▶ PROBLEM
Identify the lines containing the word "زاذان". Copy each one.

Dataset entries:
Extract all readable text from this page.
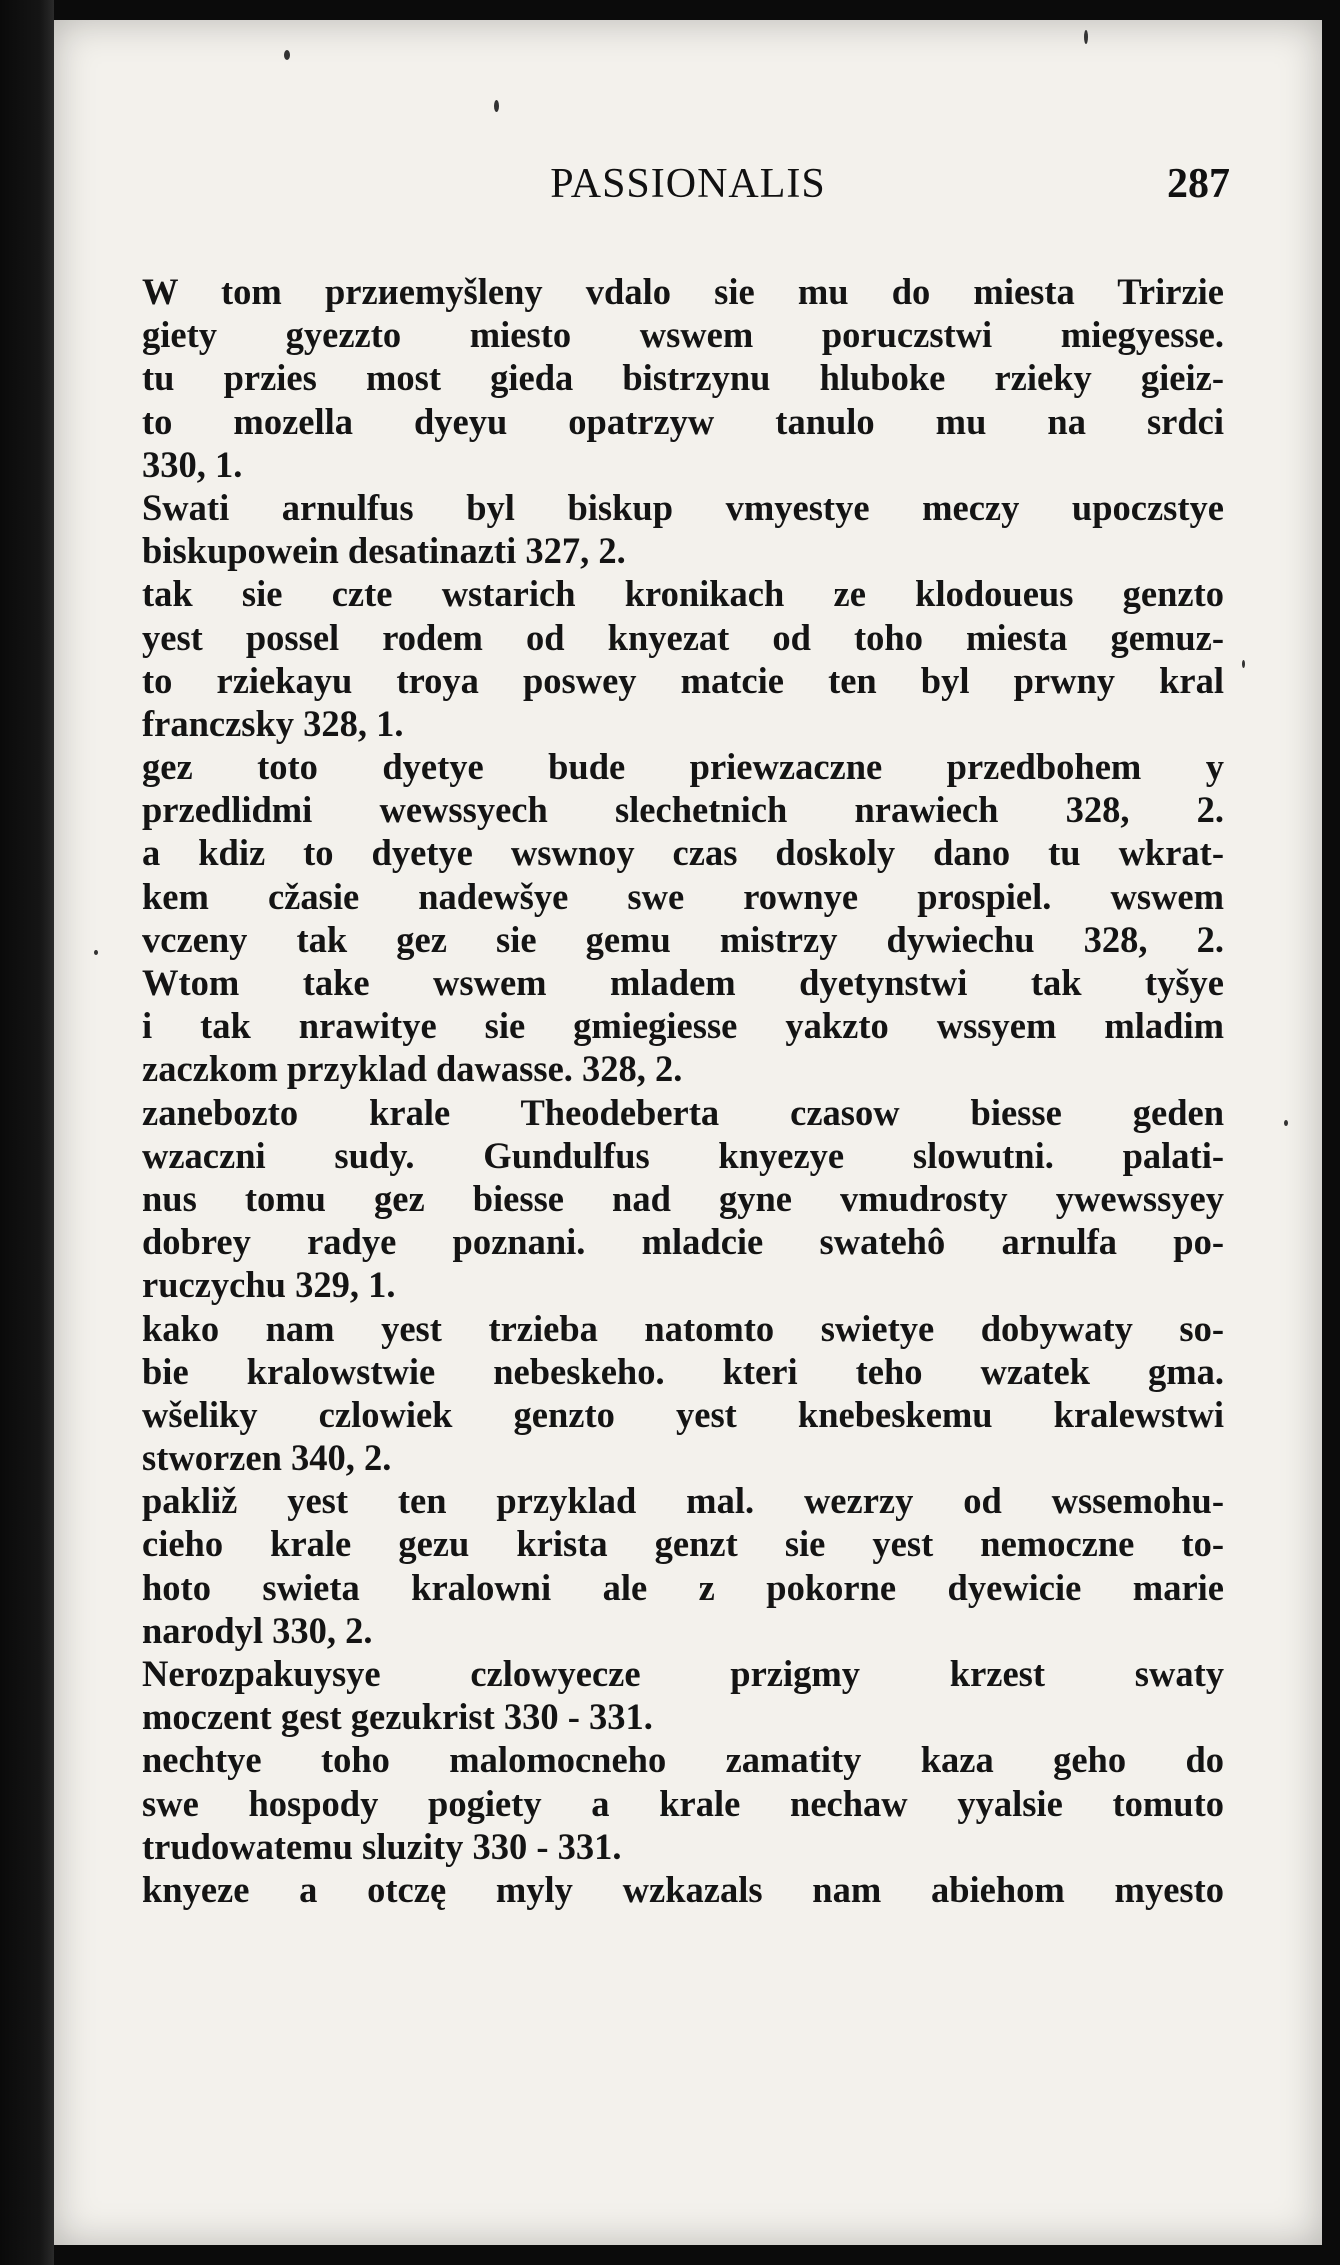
PASSIONALIS	287
W tom przиemyšleny vdalo sie mu do miesta Trirzie
giety gyezzto miesto wswem poruczstwi miegyesse.
tu przies most gieda bistrzynu hluboke rzieky gieiz-
to mozella dyeyu opatrzyw tanulo mu na srdci
330, 1.
Swati arnulfus byl biskup vmyestye meczy upoczstye
biskupowein desatinazti 327, 2.
tak sie czte wstarich kronikach ze klodoueus genzto
yest possel rodem od knyezat od toho miesta gemuz-
to rziekayu troya poswey matcie ten byl prwny kral
franczsky 328, 1.
gez toto dyetye bude priewzaczne przedbohem y
przedlidmi wewssyech slechetnich nrawiech 328, 2.
a kdiz to dyetye wswnoy czas doskoly dano tu wkrat-
kem cžasie nadewšye swe rownye prospiel. wswem
vczeny tak gez sie gemu mistrzy dywiechu 328, 2.
Wtom take wswem mladem dyetynstwi tak tyšye
i tak nrawitye sie gmiegiesse yakzto wssyem mladim
zaczkom przyklad dawasse. 328, 2.
zanebozto krale Theodeberta czasow biesse geden
wzaczni sudy. Gundulfus knyezye slowutni. palati-
nus tomu gez biesse nad gyne vmudrosty ywewssyey
dobrey radye poznani. mladcie swatehô arnulfa po-
ruczychu 329, 1.
kako nam yest trzieba natomto swietye dobywaty so-
bie kralowstwie nebeskeho. kteri teho wzatek gma.
wšeliky czlowiek genzto yest knebeskemu kralewstwi
stworzen 340, 2.
pakliž yest ten przyklad mal. wezrzy od wssemohu-
cieho krale gezu krista genzt sie yest nemoczne to-
hoto swieta kralowni ale z pokorne dyewicie marie
narodyl 330, 2.
Nerozpakuysye czlowyecze przigmy krzest swaty
moczent gest gezukrist 330 - 331.
nechtye toho malomocneho zamatity kaza geho do
swe hospody pogiety a krale nechaw yyalsie tomuto
trudowatemu sluzity 330 - 331.
knyeze a otczę myly wzkazals nam abiehom myesto
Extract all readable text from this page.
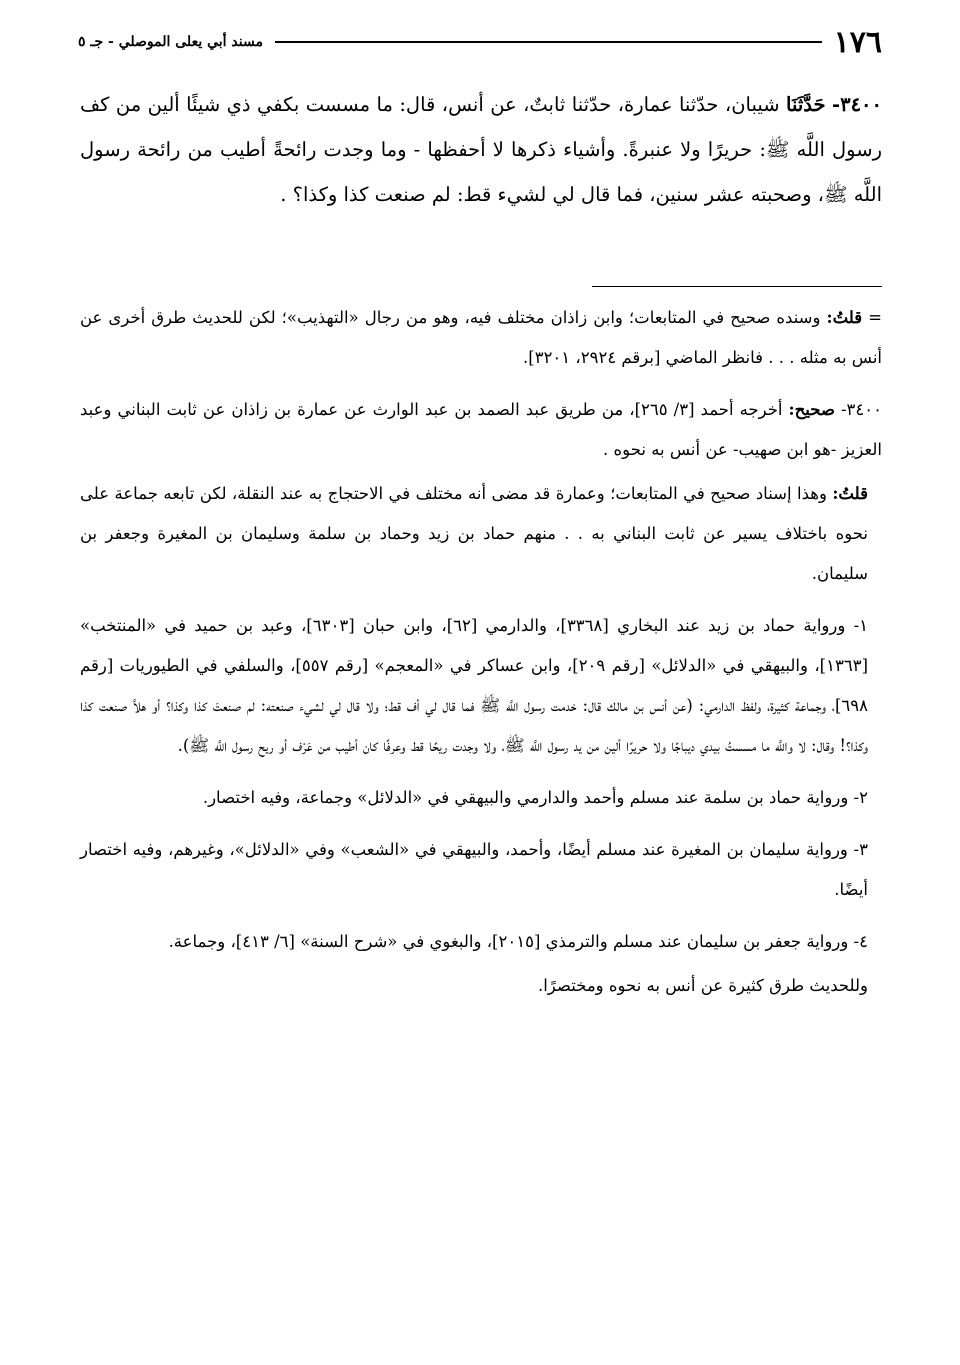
١٧٦
مسند أبي يعلى الموصلي - جـ ٥
٣٤٠٠- حَدَّثَنَا شيبان، حدّثنا عمارة، حدّثنا ثابتٌ، عن أنس، قال: ما مسست بكفي ذي شيئًا ألين من كف رسول اللَّه ﷺ: حريرًا ولا عنبرةً. وأشياء ذكرها لا أحفظها - وما وجدت رائحةً أطيب من رائحة رسول اللَّه ﷺ، وصحبته عشر سنين، فما قال لي لشيء قط: لم صنعت كذا وكذا؟ .

= قلتُ: وسنده صحيح في المتابعات؛ وابن زاذان مختلف فيه، وهو من رجال «التهذيب»؛ لكن للحديث طرق أخرى عن أنس به مثله . . . فانظر الماضي [برقم ٢٩٢٤، ٣٢٠١].

٣٤٠٠- صحيح: أخرجه أحمد [٣/ ٢٦٥]، من طريق عبد الصمد بن عبد الوارث عن عمارة بن زاذان عن ثابت البناني وعبد العزيز -هو ابن صهيب- عن أنس به نحوه .

قلتُ: وهذا إسناد صحيح في المتابعات؛ وعمارة قد مضى أنه مختلف في الاحتجاج به عند النقلة، لكن تابعه جماعة على نحوه باختلاف يسير عن ثابت البناني به . . منهم حماد بن زيد وحماد بن سلمة وسليمان بن المغيرة وجعفر بن سليمان.

١- ورواية حماد بن زيد عند البخاري [٣٣٦٨]، والدارمي [٦٢]، وابن حبان [٦٣٠٣]، وعبد بن حميد في «المنتخب» [١٣٦٣]، والبيهقي في «الدلائل» [رقم ٢٠٩]، وابن عساكر في «المعجم» [رقم ٥٥٧]، والسلفي في الطيوريات [رقم ٦٩٨]، وجماعة كثيرة، ولفظ الدارمي: (عن أنس بن مالك قال: خدمت رسول اللَّه ﷺ فما قال لي أف قط؛ ولا قال لي لشيء صنعته: لم صنعتَ كذا وكذا؟ أو هلاَّ صنعت كذا وكذا؟! وقال: لا واللَّه ما مسستُ بيدي ديباجًا ولا حريرًا ألين من يد رسول اللَّه ﷺ، ولا وجدت ريحًا قط وعرفًا كان أطيب من عَرْف أو ريح رسول اللَّه ﷺ).

٢- ورواية حماد بن سلمة عند مسلم وأحمد والدارمي والبيهقي في «الدلائل» وجماعة، وفيه اختصار.

٣- ورواية سليمان بن المغيرة عند مسلم أيضًا، وأحمد، والبيهقي في «الشعب» وفي «الدلائل»، وغيرهم، وفيه اختصار أيضًا.

٤- ورواية جعفر بن سليمان عند مسلم والترمذي [٢٠١٥]، والبغوي في «شرح السنة» [٦/ ٤١٣]، وجماعة.

وللحديث طرق كثيرة عن أنس به نحوه ومختصرًا.
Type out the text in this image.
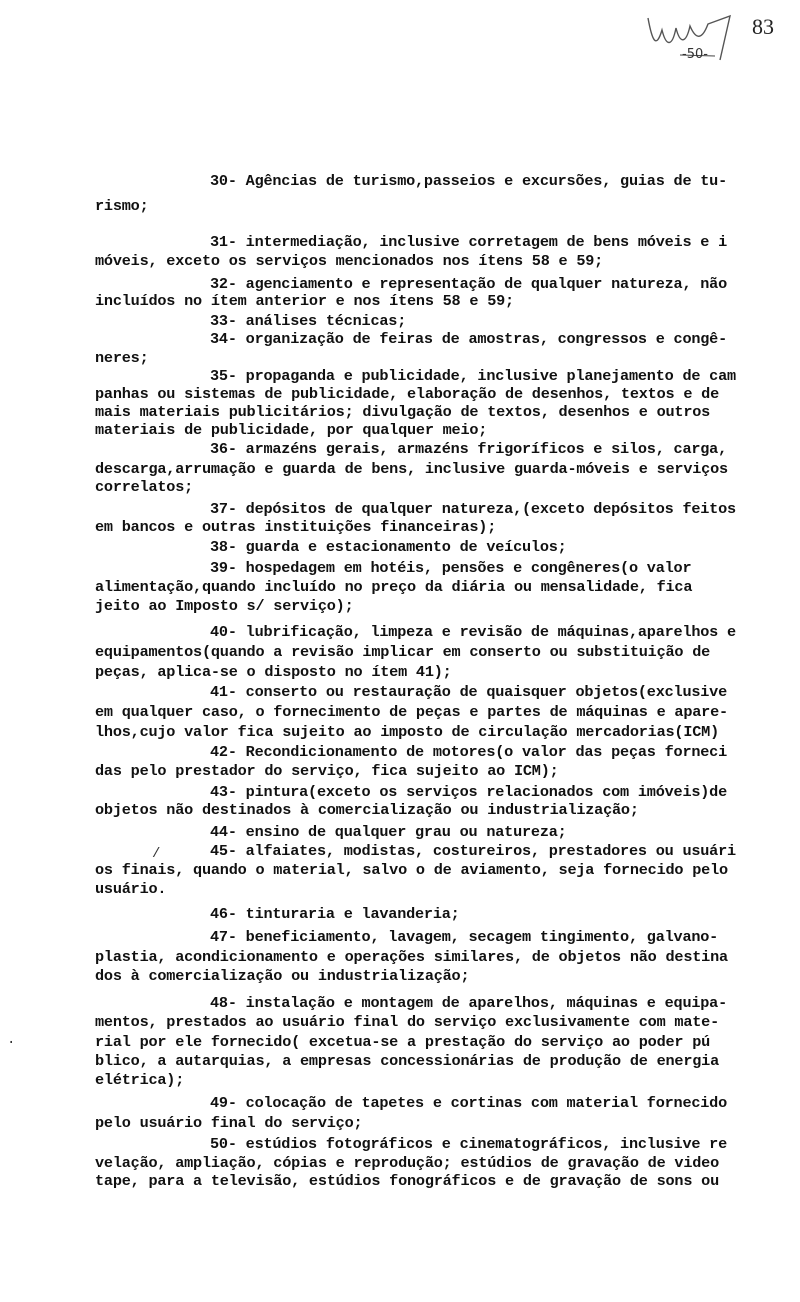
-50-
83
30- Agências de turismo,passeios e excursões, guias de tu-
rismo;
31- intermediação, inclusive corretagem de bens móveis e i
móveis, exceto os serviços mencionados nos ítens 58 e 59;
32- agenciamento e representação de qualquer natureza, não
incluídos no ítem anterior e nos ítens 58 e 59;
33- análises técnicas;
34- organização de feiras de amostras, congressos e congê-
neres;
35- propaganda e publicidade, inclusive planejamento de cam
panhas ou sistemas de publicidade, elaboração de desenhos, textos e de
mais materiais publicitários; divulgação de textos, desenhos e outros
materiais de publicidade, por qualquer meio;
36- armazéns gerais, armazéns frigoríficos e silos, carga,
descarga,arrumação e guarda de bens, inclusive guarda-móveis e serviços
correlatos;
37- depósitos de qualquer natureza,(exceto depósitos feitos
em bancos e outras instituições financeiras);
38- guarda e estacionamento de veículos;
39- hospedagem em hotéis, pensões e congêneres(o valor
alimentação,quando incluído no preço da diária ou mensalidade, fica
jeito ao Imposto s/ serviço);
40- lubrificação, limpeza e revisão de máquinas,aparelhos e
equipamentos(quando a revisão implicar em conserto ou substituição de
peças, aplica-se o disposto no ítem 41);
41- conserto ou restauração de quaisquer objetos(exclusive
em qualquer caso, o fornecimento de peças e partes de máquinas e apare-
lhos,cujo valor fica sujeito ao imposto de circulação mercadorias(ICM)
42- Recondicionamento de motores(o valor das peças forneci
das pelo prestador do serviço, fica sujeito ao ICM);
43- pintura(exceto os serviços relacionados com imóveis)de
objetos não destinados à comercialização ou industrialização;
44- ensino de qualquer grau ou natureza;
45- alfaiates, modistas, costureiros, prestadores ou usuári
os finais, quando o material, salvo o de aviamento, seja fornecido pelo
usuário.
46- tinturaria e lavanderia;
47- beneficiamento, lavagem, secagem tingimento, galvano-
plastia, acondicionamento e operações similares, de objetos não destina
dos à comercialização ou industrialização;
48- instalação e montagem de aparelhos, máquinas e equipa-
mentos, prestados ao usuário final do serviço exclusivamente com mate-
rial por ele fornecido( excetua-se a prestação do serviço ao poder pú
blico, a autarquias, a empresas concessionárias de produção de energia
elétrica);
49- colocação de tapetes e cortinas com material fornecido
pelo usuário final do serviço;
50- estúdios fotográficos e cinematográficos, inclusive re
velação, ampliação, cópias e reprodução; estúdios de gravação de video
tape, para a televisão, estúdios fonográficos e de gravação de sons ou
/
·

▶ FINAL RESULT
= قلتُ: وسنده صحيح في المتابعات؛ وابن زاذان مختلف فيه، وهو من رجال «التهذيب»؛ لكن للحديث طرق أخرى عن أنس به مثله . . . فانظر الماضي [برقم ٢٩٢٤، ٣٢٠١].
٣٤٠٠- صحيح: أخرجه أحمد [٣/ ٢٦٥]، من طريق عبد الصمد بن عبد الوارث عن عمارة بن زاذان عن ثابت البناني وعبد العزيز -هو ابن صهيب- عن أنس به نحوه .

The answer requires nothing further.